**Objective:** Look through the records that follow. Copy every line containing the word "legend".

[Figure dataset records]
● ● ● ● ●
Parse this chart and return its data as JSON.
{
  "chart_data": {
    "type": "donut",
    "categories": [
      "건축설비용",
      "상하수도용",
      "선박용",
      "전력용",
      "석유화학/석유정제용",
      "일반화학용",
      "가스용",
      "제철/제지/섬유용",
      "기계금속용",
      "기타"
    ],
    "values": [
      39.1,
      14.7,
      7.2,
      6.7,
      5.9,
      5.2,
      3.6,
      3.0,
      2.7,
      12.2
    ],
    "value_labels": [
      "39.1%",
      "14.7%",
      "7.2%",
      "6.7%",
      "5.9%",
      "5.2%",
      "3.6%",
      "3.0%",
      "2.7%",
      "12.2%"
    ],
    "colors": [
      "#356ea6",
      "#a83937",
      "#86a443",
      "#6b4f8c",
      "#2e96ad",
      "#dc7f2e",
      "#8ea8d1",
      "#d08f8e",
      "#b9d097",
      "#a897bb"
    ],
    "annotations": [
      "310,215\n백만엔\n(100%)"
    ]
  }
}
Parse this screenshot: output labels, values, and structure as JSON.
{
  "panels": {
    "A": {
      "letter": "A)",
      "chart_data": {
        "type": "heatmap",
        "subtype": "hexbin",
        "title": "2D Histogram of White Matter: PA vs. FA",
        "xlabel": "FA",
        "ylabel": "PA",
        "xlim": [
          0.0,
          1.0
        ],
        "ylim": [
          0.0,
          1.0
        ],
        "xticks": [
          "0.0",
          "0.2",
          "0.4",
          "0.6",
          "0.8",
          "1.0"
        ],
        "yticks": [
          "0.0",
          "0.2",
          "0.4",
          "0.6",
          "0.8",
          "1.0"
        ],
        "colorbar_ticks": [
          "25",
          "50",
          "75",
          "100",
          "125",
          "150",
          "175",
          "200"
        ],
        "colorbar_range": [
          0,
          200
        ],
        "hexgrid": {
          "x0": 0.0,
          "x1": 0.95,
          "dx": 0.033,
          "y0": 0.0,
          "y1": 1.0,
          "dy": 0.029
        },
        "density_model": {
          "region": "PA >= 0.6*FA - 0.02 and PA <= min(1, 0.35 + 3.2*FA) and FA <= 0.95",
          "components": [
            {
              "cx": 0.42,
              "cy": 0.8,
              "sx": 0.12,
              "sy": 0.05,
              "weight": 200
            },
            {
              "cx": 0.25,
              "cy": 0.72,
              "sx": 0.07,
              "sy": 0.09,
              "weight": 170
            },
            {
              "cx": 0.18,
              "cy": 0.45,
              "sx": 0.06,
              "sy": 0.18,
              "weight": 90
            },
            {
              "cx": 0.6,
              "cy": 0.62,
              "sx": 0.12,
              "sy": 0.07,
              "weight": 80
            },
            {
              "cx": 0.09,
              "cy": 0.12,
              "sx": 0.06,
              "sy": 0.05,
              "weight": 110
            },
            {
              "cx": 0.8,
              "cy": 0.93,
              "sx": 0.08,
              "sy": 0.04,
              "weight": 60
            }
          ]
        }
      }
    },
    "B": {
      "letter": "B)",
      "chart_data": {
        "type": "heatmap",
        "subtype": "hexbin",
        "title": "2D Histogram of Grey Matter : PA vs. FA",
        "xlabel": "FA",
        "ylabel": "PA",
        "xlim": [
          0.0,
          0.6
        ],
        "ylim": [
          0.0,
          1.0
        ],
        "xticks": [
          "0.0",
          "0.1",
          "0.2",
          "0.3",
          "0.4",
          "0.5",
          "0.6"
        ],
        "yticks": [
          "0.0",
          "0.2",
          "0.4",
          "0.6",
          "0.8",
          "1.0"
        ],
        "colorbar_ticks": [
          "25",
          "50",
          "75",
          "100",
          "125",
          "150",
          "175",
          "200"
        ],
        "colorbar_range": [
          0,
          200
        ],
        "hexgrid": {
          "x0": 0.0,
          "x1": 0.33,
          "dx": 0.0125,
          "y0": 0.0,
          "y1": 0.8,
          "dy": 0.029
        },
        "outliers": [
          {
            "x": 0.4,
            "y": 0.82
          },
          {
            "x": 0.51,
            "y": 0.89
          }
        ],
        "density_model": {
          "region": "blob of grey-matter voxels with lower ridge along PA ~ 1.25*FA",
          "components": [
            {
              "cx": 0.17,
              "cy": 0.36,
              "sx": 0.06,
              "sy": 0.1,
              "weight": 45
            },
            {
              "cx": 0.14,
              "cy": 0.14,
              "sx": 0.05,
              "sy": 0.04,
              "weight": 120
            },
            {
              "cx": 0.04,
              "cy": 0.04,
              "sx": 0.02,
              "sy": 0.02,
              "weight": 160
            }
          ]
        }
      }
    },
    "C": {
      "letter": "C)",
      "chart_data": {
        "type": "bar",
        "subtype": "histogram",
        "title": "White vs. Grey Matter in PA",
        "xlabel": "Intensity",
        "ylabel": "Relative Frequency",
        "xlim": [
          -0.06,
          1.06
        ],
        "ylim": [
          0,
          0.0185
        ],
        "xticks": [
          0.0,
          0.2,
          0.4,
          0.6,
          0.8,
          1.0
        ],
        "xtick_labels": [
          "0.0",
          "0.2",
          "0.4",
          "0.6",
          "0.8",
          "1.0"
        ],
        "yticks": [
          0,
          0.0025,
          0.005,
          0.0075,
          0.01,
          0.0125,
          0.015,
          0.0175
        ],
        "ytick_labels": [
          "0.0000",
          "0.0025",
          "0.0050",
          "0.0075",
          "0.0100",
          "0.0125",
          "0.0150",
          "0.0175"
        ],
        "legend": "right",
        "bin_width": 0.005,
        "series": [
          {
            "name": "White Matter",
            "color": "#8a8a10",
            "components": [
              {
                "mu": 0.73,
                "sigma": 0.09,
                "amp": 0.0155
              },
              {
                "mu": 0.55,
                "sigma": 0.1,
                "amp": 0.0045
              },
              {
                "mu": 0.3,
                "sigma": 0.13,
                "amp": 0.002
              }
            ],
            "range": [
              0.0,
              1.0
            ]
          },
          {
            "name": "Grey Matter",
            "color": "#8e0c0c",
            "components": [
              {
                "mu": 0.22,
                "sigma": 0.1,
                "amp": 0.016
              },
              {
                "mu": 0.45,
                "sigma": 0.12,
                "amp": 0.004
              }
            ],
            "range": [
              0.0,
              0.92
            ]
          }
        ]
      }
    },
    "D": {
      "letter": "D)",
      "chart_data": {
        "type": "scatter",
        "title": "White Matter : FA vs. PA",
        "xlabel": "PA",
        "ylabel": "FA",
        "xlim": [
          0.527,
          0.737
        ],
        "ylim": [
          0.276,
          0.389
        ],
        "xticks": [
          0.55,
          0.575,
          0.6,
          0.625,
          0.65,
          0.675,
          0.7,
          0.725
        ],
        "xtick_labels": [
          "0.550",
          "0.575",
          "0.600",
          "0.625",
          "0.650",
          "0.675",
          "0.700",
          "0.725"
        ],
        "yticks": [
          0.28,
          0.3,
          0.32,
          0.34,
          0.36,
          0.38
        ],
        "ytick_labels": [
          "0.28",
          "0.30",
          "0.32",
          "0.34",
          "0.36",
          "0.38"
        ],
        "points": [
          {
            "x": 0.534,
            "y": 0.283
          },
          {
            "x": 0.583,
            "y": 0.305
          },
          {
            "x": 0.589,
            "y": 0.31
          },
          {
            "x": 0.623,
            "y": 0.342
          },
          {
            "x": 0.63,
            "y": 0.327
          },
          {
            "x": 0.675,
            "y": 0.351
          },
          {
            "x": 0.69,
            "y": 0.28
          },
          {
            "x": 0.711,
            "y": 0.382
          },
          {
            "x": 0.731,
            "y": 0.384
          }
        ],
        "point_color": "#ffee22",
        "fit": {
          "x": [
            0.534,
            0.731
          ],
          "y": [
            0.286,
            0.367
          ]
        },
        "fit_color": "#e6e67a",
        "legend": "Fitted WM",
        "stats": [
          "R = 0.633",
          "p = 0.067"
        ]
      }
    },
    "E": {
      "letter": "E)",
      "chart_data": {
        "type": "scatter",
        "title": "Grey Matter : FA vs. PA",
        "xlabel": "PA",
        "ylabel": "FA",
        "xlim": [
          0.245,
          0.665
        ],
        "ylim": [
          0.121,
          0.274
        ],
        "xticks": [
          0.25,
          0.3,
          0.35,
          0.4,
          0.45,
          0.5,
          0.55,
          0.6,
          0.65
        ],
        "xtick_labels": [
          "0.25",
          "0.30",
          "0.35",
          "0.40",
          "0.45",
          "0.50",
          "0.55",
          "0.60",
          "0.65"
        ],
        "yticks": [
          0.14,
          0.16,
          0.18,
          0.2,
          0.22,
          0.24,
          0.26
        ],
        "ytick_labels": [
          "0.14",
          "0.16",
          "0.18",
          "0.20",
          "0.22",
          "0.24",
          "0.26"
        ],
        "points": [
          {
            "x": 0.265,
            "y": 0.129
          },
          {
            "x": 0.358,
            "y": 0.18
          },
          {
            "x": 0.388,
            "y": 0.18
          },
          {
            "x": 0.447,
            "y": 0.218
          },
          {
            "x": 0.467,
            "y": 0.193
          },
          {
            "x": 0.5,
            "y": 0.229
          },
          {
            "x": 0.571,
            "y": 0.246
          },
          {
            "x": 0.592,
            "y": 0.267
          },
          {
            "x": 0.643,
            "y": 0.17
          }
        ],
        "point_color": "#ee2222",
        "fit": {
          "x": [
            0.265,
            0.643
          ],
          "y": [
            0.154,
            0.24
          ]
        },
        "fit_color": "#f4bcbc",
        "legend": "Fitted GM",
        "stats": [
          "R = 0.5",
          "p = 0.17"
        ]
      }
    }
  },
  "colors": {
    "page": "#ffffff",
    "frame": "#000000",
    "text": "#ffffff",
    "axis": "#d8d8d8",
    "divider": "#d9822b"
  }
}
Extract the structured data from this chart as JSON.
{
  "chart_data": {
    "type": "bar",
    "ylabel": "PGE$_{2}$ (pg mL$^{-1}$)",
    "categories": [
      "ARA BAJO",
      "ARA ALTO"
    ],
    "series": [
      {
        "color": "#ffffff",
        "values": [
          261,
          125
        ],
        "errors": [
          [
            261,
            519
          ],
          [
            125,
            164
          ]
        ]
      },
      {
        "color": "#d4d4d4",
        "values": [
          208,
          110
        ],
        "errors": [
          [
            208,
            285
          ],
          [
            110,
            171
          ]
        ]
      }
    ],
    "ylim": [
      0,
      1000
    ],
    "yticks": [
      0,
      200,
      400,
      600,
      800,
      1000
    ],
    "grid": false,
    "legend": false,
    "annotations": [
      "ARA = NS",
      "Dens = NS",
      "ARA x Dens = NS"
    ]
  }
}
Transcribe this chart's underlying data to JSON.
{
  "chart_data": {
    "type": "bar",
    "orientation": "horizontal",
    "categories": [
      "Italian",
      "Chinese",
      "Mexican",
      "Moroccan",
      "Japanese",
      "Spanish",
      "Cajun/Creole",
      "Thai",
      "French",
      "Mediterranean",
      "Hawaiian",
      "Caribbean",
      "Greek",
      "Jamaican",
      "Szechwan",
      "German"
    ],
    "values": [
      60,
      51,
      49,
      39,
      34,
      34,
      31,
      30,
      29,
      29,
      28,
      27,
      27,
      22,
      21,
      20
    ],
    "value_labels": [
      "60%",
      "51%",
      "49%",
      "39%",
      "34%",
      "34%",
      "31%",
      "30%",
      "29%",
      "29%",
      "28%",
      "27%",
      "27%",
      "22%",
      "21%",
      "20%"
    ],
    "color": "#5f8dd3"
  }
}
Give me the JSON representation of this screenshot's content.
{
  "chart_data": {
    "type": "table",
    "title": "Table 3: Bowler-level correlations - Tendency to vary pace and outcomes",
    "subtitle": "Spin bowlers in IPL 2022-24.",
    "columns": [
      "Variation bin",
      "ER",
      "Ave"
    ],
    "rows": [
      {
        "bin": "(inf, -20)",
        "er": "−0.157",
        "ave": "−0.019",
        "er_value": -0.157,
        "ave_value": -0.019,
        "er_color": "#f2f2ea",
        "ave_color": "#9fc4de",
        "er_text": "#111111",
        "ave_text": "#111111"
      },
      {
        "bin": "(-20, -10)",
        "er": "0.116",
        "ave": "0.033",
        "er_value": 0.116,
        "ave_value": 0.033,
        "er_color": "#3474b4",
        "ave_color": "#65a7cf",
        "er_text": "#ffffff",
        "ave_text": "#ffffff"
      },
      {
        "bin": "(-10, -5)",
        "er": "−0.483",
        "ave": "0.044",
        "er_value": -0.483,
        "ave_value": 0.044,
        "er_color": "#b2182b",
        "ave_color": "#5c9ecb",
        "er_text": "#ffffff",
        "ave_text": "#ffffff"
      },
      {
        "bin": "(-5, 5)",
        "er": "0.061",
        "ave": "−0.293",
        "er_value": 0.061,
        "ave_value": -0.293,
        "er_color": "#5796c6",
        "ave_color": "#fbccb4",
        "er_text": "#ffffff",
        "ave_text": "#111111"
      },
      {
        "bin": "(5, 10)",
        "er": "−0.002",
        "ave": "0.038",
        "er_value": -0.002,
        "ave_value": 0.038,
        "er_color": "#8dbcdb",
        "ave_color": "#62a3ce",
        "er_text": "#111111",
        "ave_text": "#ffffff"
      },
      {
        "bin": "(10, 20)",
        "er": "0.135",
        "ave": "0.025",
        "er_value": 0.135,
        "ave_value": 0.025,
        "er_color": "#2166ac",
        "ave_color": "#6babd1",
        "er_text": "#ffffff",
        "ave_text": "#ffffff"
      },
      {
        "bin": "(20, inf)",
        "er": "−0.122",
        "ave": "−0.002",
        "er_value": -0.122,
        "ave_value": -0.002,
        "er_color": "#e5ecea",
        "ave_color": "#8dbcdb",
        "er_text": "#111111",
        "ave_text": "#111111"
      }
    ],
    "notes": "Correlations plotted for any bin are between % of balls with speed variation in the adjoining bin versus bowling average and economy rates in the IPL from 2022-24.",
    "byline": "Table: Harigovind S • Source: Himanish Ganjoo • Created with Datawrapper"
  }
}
● ● ● ● ●
**Answer in full:**
        "legend": "right",
        "legend": "Fitted WM",
        "legend": "Fitted GM",
    "legend": false,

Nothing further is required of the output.